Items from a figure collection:

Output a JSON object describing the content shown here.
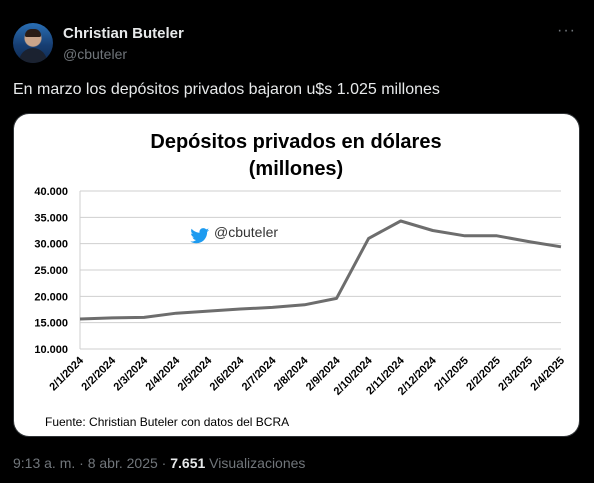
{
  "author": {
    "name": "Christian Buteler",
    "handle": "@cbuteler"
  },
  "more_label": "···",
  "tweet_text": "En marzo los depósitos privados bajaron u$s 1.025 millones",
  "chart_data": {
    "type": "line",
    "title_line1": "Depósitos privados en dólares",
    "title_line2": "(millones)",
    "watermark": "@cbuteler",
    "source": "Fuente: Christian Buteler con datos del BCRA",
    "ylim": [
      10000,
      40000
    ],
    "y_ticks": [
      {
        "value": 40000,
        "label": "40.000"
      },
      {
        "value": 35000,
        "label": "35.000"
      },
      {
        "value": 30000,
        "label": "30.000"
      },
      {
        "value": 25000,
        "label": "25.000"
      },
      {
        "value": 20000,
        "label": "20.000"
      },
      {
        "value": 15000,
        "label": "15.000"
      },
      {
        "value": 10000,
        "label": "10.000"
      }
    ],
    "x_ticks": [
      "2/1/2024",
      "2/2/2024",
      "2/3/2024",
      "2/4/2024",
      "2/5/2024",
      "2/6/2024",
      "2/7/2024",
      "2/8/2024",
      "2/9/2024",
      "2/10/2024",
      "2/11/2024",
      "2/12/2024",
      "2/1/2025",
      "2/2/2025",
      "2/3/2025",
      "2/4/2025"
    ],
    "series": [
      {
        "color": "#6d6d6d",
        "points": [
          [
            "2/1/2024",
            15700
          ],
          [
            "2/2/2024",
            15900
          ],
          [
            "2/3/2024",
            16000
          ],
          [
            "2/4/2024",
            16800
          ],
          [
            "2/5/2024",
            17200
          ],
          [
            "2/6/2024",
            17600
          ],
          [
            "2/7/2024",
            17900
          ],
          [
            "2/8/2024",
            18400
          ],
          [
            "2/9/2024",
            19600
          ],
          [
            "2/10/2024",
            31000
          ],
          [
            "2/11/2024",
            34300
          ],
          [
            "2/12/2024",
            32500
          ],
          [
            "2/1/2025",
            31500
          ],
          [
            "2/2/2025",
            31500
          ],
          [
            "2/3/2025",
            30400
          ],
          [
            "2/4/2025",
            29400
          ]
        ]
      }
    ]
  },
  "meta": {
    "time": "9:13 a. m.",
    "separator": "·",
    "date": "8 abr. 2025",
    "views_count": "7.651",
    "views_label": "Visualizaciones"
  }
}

● Problem details
Check each line of the entries above, and show every one holding the word "cbuteler".

● Response below
    "handle": "@cbuteler"
    "watermark": "@cbuteler",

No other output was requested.